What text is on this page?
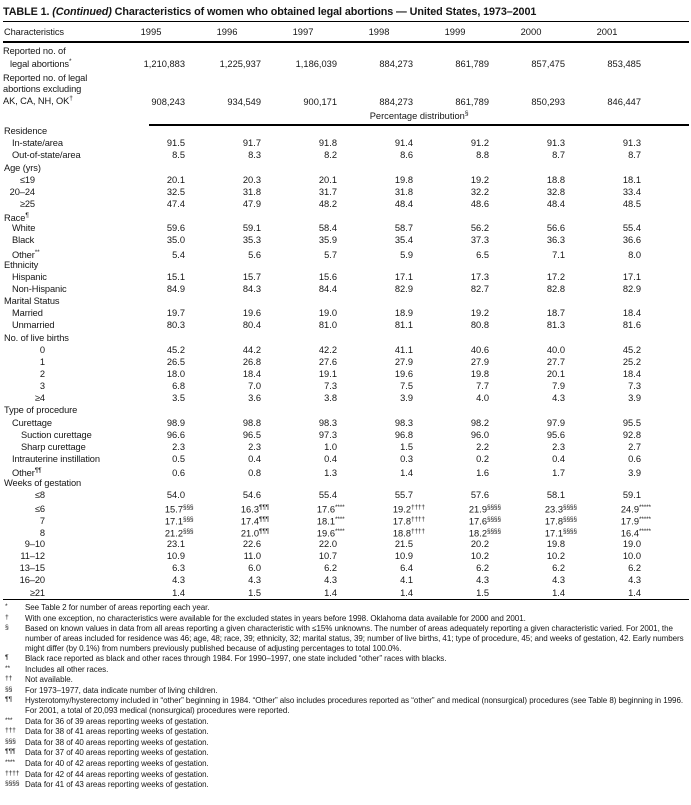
TABLE 1. (Continued) Characteristics of women who obtained legal abortions — United States, 1973–2001
Characteristics	1995	1996	1997	1998	1999	2000	2001
Reported no. of
legal abortions*	1,210,883	1,225,937	1,186,039	884,273	861,789	857,475	853,485
Reported no. of legal
abortions excluding
AK, CA, NH, OK†	908,243	934,549	900,171	884,273	861,789	850,293	846,447
Percentage distribution§
Residence
In-state/area	91.5	91.7	91.8	91.4	91.2	91.3	91.3
Out-of-state/area	8.5	8.3	8.2	8.6	8.8	8.7	8.7
Age (yrs)
≤19	20.1	20.3	20.1	19.8	19.2	18.8	18.1
20–24	32.5	31.8	31.7	31.8	32.2	32.8	33.4
≥25	47.4	47.9	48.2	48.4	48.6	48.4	48.5
Race¶
White	59.6	59.1	58.4	58.7	56.2	56.6	55.4
Black	35.0	35.3	35.9	35.4	37.3	36.3	36.6
Other**	5.4	5.6	5.7	5.9	6.5	7.1	8.0
Ethnicity
Hispanic	15.1	15.7	15.6	17.1	17.3	17.2	17.1
Non-Hispanic	84.9	84.3	84.4	82.9	82.7	82.8	82.9
Marital Status
Married	19.7	19.6	19.0	18.9	19.2	18.7	18.4
Unmarried	80.3	80.4	81.0	81.1	80.8	81.3	81.6
No. of live births
0	45.2	44.2	42.2	41.1	40.6	40.0	45.2
1	26.5	26.8	27.6	27.9	27.9	27.7	25.2
2	18.0	18.4	19.1	19.6	19.8	20.1	18.4
3	6.8	7.0	7.3	7.5	7.7	7.9	7.3
≥4	3.5	3.6	3.8	3.9	4.0	4.3	3.9
Type of procedure
Curettage	98.9	98.8	98.3	98.3	98.2	97.9	95.5
Suction curettage	96.6	96.5	97.3	96.8	96.0	95.6	92.8
Sharp curettage	2.3	2.3	1.0	1.5	2.2	2.3	2.7
Intrauterine instillation	0.5	0.4	0.4	0.3	0.2	0.4	0.6
Other¶¶	0.6	0.8	1.3	1.4	1.6	1.7	3.9
Weeks of gestation
≤8	54.0	54.6	55.4	55.7	57.6	58.1	59.1
≤6	15.7§§§	16.3¶¶¶	17.6****	19.2††††	21.9§§§§	23.3§§§§	24.9*****
7	17.1§§§	17.4¶¶¶	18.1****	17.8††††	17.6§§§§	17.8§§§§	17.9*****
8	21.2§§§	21.0¶¶¶	19.6****	18.8††††	18.2§§§§	17.1§§§§	16.4*****
9–10	23.1	22.6	22.0	21.5	20.2	19.8	19.0
11–12	10.9	11.0	10.7	10.9	10.2	10.2	10.0
13–15	6.3	6.0	6.2	6.4	6.2	6.2	6.2
16–20	4.3	4.3	4.3	4.1	4.3	4.3	4.3
≥21	1.4	1.5	1.4	1.4	1.5	1.4	1.4
*	See Table 2 for number of areas reporting each year.
†	With one exception, no characteristics were available for the excluded states in years before 1998. Oklahoma data available for 2000 and 2001.
§	Based on known values in data from all areas reporting a given characteristic with ≤15% unknowns. The number of areas adequately reporting a given characteristic varied. For 2001, the number of areas included for residence was 46; age, 48; race, 39; ethnicity, 32; marital status, 39; number of live births, 41; type of procedure, 45; and weeks of gestation, 42. Early numbers might differ (by 0.1%) from numbers previously published because of adjusting percentages to total 100.0%.
¶	Black race reported as black and other races through 1984. For 1990–1997, one state included “other” races with blacks.
**	Includes all other races.
††	Not available.
§§	For 1973–1977, data indicate number of living children.
¶¶	Hysterotomy/hysterectomy included in “other” beginning in 1984. “Other” also includes procedures reported as “other” and medical (nonsurgical) procedures (see Table 8) beginning in 1996. For 2001, a total of 20,093 medical (nonsurgical) procedures were reported.
***	Data for 36 of 39 areas reporting weeks of gestation.
†††	Data for 38 of 41 areas reporting weeks of gestation.
§§§	Data for 38 of 40 areas reporting weeks of gestation.
¶¶¶	Data for 37 of 40 areas reporting weeks of gestation.
****	Data for 40 of 42 areas reporting weeks of gestation.
†††† Data for 42 of 44 areas reporting weeks of gestation.
§§§§ Data for 41 of 43 areas reporting weeks of gestation.
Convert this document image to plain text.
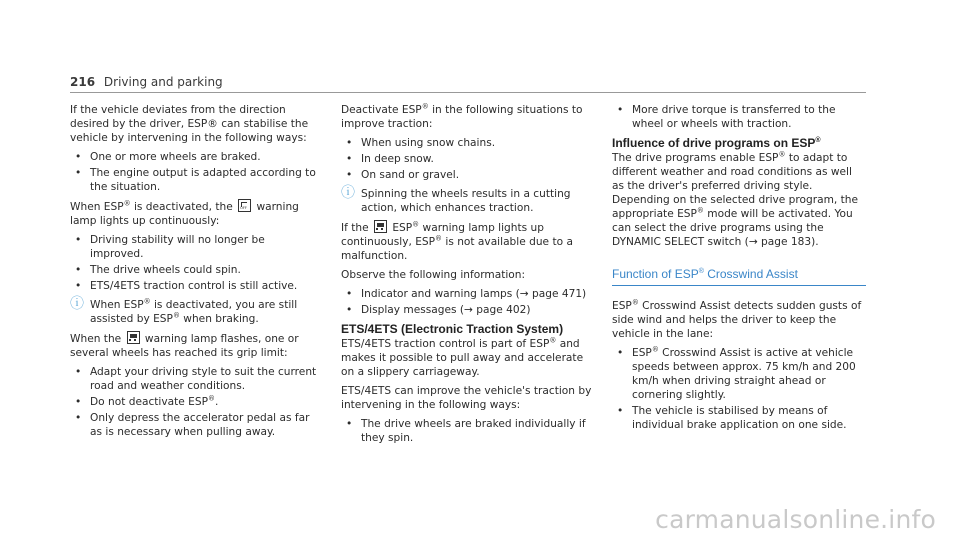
216 Driving and parking

If the vehicle deviates from the direction desired by the driver, ESP® can stabilise the vehicle by intervening in the following ways:

• One or more wheels are braked.
• The engine output is adapted according to the situation.

When ESP® is deactivated, the OFF warning lamp lights up continuously:

• Driving stability will no longer be improved.
• The drive wheels could spin.
• ETS/4ETS traction control is still active.
ⓘ When ESP® is deactivated, you are still assisted by ESP® when braking.

When the  warning lamp flashes, one or several wheels has reached its grip limit:

• Adapt your driving style to suit the current road and weather conditions.
• Do not deactivate ESP®.
• Only depress the accelerator pedal as far as is necessary when pulling away.

Deactivate ESP® in the following situations to improve traction:

• When using snow chains.
• In deep snow.
• On sand or gravel.
ⓘ Spinning the wheels results in a cutting action, which enhances traction.

If the  ESP® warning lamp lights up continuously, ESP® is not available due to a malfunction.

Observe the following information:

• Indicator and warning lamps (→ page 471)
• Display messages (→ page 402)
ETS/4ETS (Electronic Traction System)

ETS/4ETS traction control is part of ESP® and makes it possible to pull away and accelerate on a slippery carriageway.

ETS/4ETS can improve the vehicle's traction by intervening in the following ways:

• The drive wheels are braked individually if they spin.
• More drive torque is transferred to the wheel or wheels with traction.
Influence of drive programs on ESP®

The drive programs enable ESP® to adapt to different weather and road conditions as well as the driver's preferred driving style. Depending on the selected drive program, the appropriate ESP® mode will be activated. You can select the drive programs using the DYNAMIC SELECT switch (→ page 183).

Function of ESP® Crosswind Assist

ESP® Crosswind Assist detects sudden gusts of side wind and helps the driver to keep the vehicle in the lane:

• ESP® Crosswind Assist is active at vehicle speeds between approx. 75 km/h and 200 km/h when driving straight ahead or cornering slightly.
• The vehicle is stabilised by means of individual brake application on one side.
carmanualsonline.info
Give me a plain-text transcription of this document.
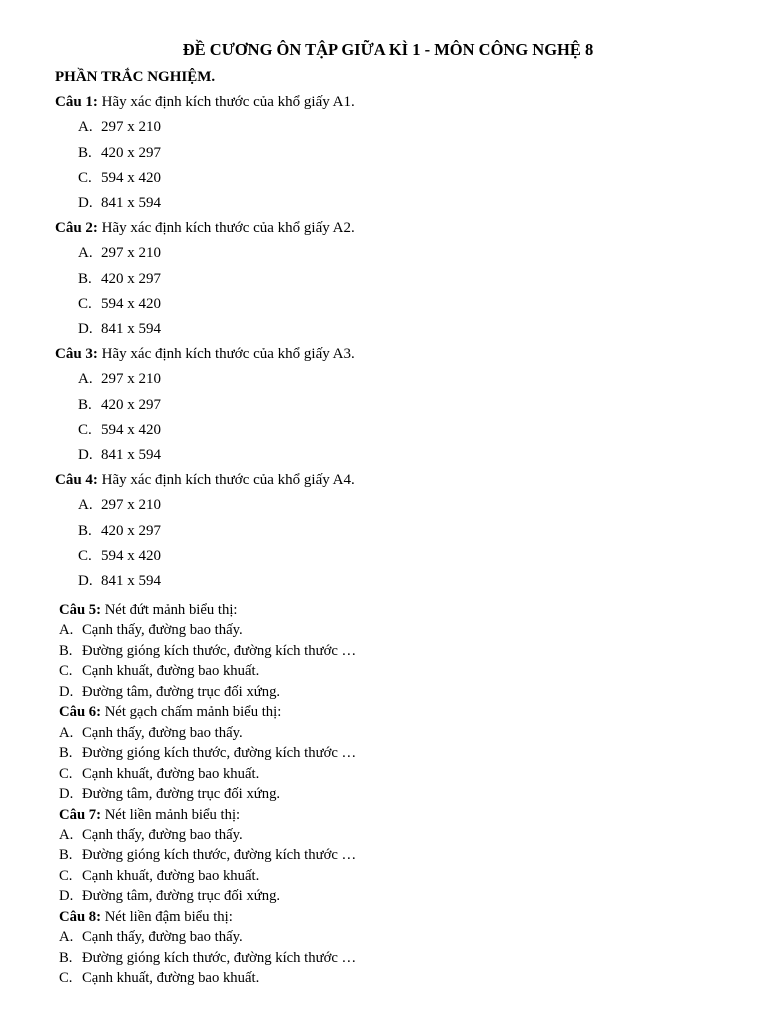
ĐỀ CƯƠNG ÔN TẬP GIỮA KÌ 1 - MÔN CÔNG NGHỆ 8
PHẦN TRẮC NGHIỆM.
Câu 1: Hãy xác định kích thước của khổ giấy A1.
A. 297 x 210
B. 420 x 297
C. 594 x 420
D. 841 x 594
Câu 2: Hãy xác định kích thước của khổ giấy A2.
A. 297 x 210
B. 420 x 297
C. 594 x 420
D. 841 x 594
Câu 3: Hãy xác định kích thước của khổ giấy A3.
A. 297 x 210
B. 420 x 297
C. 594 x 420
D. 841 x 594
Câu 4: Hãy xác định kích thước của khổ giấy A4.
A. 297 x 210
B. 420 x 297
C. 594 x 420
D. 841 x 594
Câu 5: Nét đứt mảnh biểu thị:
A. Cạnh thấy, đường bao thấy.
B. Đường gióng kích thước, đường kích thước …
C. Cạnh khuất, đường bao khuất.
D. Đường tâm, đường trục đối xứng.
Câu 6: Nét gạch chấm mảnh biểu thị:
A. Cạnh thấy, đường bao thấy.
B. Đường gióng kích thước, đường kích thước …
C. Cạnh khuất, đường bao khuất.
D. Đường tâm, đường trục đối xứng.
Câu 7: Nét liền mảnh biểu thị:
A. Cạnh thấy, đường bao thấy.
B. Đường gióng kích thước, đường kích thước …
C. Cạnh khuất, đường bao khuất.
D. Đường tâm, đường trục đối xứng.
Câu 8: Nét liền đậm biểu thị:
A. Cạnh thấy, đường bao thấy.
B. Đường gióng kích thước, đường kích thước …
C. Cạnh khuất, đường bao khuất.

• _WHAT IS EXPECTED_
Copy out every line from the material above in which the word "abortions" appears.

• _EXERCISE RESULT_
TABLE 1. (Continued) Characteristics of women who obtained legal abortions — United States, 1973–2001
legal abortions*	1,210,883	1,225,937	1,186,039	884,273	861,789	857,475	853,485
abortions excluding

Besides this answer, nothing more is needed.